* Start *

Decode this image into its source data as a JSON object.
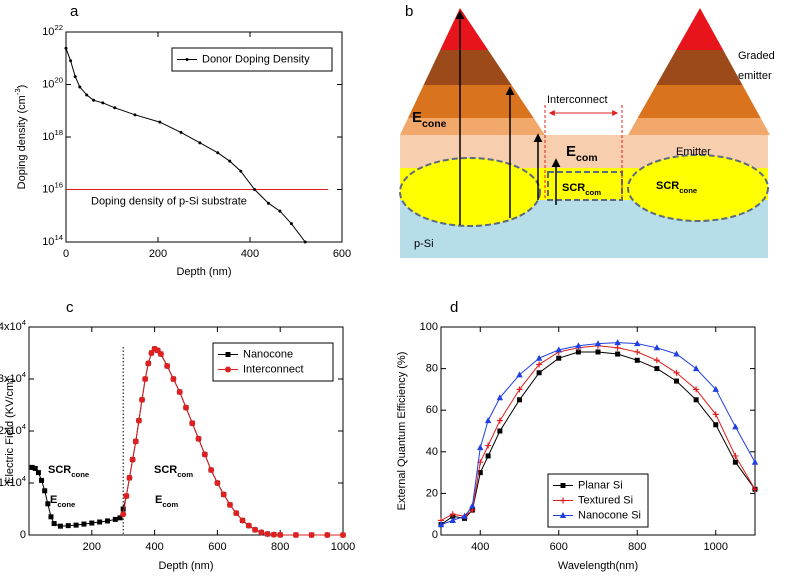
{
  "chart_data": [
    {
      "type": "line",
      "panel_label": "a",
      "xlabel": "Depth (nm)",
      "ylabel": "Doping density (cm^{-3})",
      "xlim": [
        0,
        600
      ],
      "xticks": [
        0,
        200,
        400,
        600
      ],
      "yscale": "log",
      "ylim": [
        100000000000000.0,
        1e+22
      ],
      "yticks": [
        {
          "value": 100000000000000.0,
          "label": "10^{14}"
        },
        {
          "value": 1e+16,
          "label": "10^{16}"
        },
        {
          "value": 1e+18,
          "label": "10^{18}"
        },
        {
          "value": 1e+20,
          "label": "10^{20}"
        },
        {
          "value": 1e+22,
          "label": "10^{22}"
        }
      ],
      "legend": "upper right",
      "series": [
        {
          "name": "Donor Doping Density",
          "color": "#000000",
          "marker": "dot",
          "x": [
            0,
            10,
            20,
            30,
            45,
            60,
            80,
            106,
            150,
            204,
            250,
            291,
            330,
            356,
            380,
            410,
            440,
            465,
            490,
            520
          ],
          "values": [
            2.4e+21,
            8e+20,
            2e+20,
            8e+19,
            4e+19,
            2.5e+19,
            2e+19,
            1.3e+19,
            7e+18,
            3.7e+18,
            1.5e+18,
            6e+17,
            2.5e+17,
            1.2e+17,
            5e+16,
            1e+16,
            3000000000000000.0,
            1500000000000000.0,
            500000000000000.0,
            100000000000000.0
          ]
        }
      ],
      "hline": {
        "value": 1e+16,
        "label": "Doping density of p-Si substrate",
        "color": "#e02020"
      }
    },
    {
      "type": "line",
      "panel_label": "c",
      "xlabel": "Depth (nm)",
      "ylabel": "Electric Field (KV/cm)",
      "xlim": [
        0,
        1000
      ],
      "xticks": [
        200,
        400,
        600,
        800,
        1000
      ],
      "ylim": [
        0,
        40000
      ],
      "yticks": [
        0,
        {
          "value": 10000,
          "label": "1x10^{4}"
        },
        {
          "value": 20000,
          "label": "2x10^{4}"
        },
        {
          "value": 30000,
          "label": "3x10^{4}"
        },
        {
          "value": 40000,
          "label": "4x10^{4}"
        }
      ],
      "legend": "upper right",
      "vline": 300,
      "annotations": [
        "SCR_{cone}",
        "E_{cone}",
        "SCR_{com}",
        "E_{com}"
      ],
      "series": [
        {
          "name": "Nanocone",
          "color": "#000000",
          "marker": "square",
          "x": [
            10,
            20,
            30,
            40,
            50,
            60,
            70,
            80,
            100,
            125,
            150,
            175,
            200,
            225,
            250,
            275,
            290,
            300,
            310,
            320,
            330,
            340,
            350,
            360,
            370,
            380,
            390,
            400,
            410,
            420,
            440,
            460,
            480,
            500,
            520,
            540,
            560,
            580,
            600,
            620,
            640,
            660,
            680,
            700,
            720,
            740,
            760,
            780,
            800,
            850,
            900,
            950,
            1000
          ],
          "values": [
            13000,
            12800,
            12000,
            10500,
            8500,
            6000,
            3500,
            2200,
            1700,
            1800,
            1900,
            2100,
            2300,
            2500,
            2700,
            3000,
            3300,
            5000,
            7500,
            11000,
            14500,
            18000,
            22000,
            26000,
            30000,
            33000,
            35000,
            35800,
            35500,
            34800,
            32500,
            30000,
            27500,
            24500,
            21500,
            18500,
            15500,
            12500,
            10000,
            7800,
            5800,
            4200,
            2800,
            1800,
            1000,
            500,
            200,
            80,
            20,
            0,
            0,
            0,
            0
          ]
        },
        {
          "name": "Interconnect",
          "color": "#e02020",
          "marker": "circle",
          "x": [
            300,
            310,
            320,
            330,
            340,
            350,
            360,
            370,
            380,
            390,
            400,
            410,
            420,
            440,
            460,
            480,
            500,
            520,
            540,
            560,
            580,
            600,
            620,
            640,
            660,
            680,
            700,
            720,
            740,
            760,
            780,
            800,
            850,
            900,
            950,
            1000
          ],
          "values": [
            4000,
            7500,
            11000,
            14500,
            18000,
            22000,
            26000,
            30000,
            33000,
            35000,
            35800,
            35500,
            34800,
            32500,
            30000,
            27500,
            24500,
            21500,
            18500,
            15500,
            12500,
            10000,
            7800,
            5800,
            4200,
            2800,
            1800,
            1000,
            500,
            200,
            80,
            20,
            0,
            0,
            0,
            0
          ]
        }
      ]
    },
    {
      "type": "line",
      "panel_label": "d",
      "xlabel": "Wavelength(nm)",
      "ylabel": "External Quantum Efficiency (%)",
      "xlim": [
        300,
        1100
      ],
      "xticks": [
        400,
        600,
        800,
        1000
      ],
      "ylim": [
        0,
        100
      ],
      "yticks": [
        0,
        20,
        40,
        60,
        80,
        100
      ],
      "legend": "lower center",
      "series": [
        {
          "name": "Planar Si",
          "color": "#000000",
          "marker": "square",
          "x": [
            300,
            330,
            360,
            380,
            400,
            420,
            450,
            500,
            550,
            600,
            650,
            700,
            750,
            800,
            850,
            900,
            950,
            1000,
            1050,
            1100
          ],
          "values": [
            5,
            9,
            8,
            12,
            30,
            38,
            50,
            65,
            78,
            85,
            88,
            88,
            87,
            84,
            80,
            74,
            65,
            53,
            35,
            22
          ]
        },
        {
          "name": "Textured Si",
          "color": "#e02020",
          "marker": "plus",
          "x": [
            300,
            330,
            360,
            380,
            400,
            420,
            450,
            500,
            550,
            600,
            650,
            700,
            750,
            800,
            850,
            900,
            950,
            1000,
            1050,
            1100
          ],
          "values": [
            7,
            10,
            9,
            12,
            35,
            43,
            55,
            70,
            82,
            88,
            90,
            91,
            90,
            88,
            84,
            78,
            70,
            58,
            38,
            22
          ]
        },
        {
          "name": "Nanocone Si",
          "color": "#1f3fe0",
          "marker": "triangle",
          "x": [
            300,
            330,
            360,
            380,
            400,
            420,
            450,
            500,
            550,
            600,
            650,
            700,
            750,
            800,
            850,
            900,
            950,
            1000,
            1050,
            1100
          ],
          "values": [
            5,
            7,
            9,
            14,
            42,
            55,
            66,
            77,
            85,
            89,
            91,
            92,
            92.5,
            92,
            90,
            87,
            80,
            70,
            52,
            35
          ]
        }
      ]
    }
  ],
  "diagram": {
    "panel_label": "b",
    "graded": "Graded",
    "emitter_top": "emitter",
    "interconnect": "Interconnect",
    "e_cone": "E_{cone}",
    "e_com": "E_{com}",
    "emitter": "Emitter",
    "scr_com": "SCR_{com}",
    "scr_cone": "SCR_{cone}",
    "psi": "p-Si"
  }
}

* End *
* Start *

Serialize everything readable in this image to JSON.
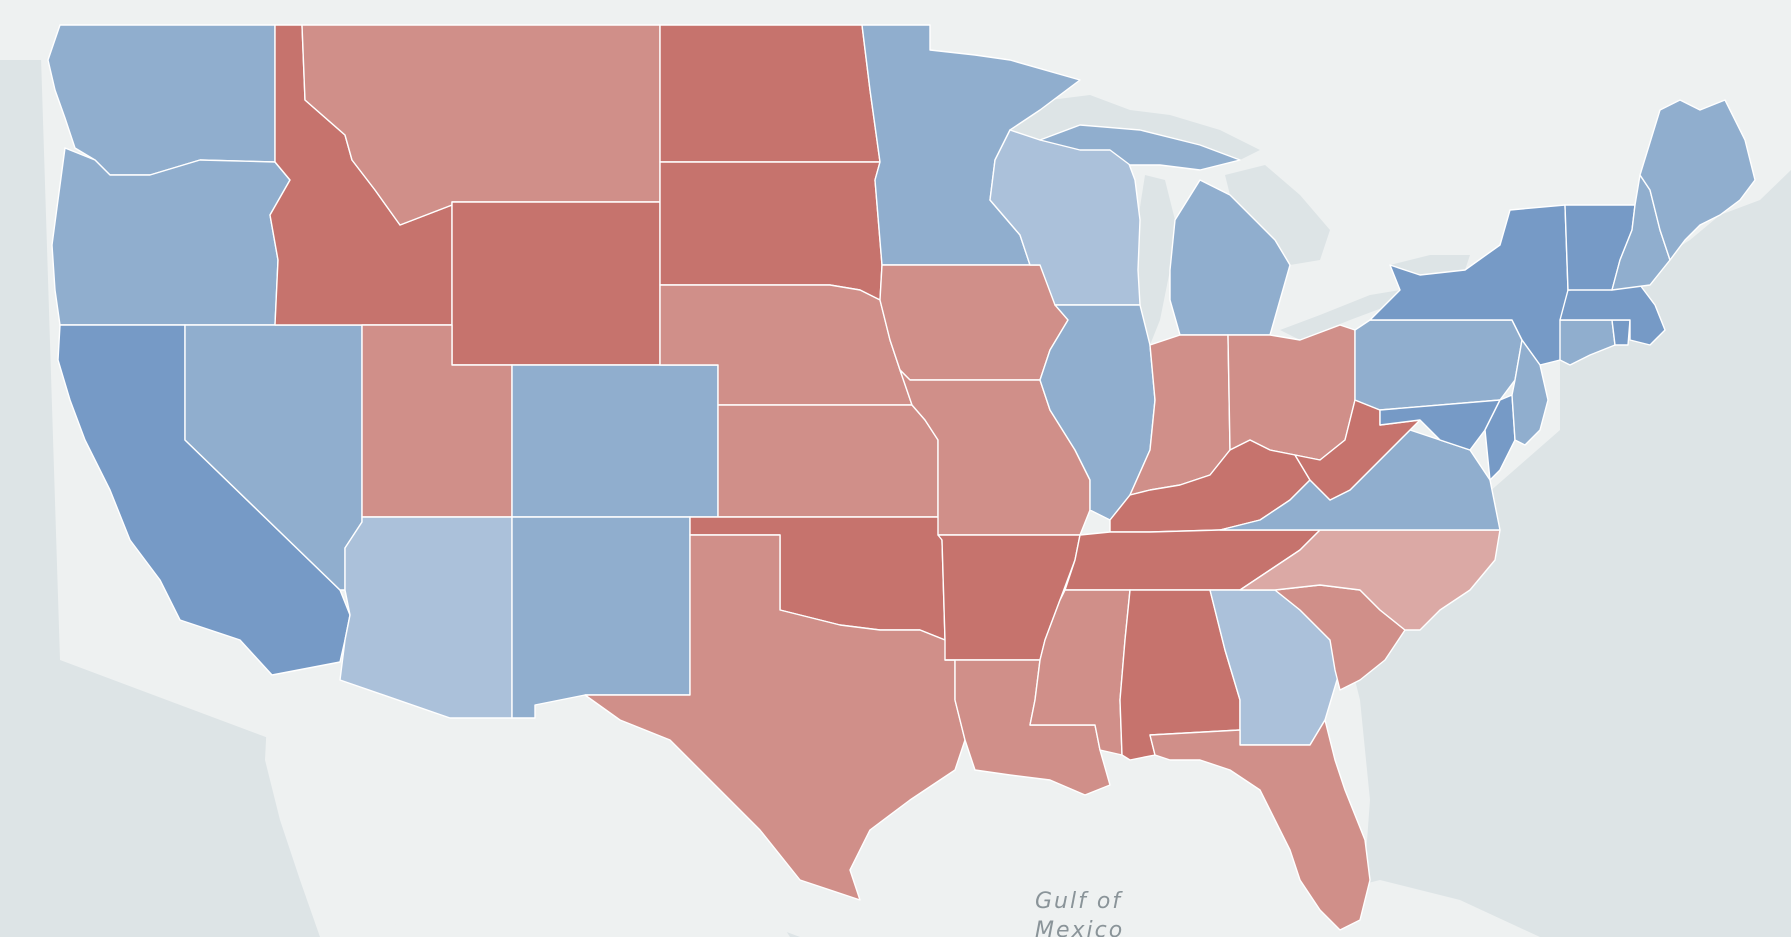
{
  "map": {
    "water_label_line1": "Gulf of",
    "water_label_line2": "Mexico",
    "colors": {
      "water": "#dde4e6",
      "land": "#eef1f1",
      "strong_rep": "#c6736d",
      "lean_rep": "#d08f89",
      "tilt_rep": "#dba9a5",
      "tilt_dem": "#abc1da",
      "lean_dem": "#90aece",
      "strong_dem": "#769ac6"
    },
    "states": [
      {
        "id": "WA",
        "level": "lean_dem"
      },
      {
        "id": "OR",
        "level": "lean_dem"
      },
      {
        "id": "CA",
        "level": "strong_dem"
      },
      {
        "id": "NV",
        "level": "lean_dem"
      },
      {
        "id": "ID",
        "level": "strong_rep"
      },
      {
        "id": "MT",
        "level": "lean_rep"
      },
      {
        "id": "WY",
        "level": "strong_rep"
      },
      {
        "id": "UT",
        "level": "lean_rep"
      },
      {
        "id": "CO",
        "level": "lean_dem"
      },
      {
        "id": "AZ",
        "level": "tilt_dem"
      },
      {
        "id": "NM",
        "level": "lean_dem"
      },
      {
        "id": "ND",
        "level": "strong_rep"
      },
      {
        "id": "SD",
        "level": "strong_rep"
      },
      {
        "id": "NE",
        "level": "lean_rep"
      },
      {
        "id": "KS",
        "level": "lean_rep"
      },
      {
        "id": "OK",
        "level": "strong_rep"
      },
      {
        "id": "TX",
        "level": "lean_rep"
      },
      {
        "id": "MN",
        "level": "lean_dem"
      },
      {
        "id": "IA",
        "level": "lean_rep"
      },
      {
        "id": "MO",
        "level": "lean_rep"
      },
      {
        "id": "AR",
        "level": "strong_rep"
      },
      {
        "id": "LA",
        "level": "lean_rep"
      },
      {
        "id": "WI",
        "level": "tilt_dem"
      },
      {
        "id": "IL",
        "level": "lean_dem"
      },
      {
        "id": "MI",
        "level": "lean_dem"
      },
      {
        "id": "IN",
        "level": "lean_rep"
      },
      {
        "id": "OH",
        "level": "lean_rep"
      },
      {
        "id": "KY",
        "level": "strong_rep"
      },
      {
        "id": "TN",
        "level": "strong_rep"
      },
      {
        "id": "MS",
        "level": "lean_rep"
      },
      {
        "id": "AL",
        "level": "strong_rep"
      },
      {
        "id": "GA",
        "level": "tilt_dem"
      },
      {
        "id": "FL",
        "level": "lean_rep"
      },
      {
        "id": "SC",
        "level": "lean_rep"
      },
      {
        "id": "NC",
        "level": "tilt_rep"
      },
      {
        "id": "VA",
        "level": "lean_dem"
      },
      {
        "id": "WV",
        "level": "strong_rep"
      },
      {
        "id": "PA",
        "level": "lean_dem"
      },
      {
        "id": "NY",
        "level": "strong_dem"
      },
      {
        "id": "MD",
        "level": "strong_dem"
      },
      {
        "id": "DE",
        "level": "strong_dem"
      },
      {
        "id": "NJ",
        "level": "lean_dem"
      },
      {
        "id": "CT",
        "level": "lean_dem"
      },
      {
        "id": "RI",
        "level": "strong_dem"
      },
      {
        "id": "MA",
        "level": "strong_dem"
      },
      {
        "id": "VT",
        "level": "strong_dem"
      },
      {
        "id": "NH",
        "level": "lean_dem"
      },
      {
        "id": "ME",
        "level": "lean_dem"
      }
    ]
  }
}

* End *

Show, from the listing above, each line that contains the word "emitter".

    "emitter_top": "emitter",
    "emitter": "Emitter",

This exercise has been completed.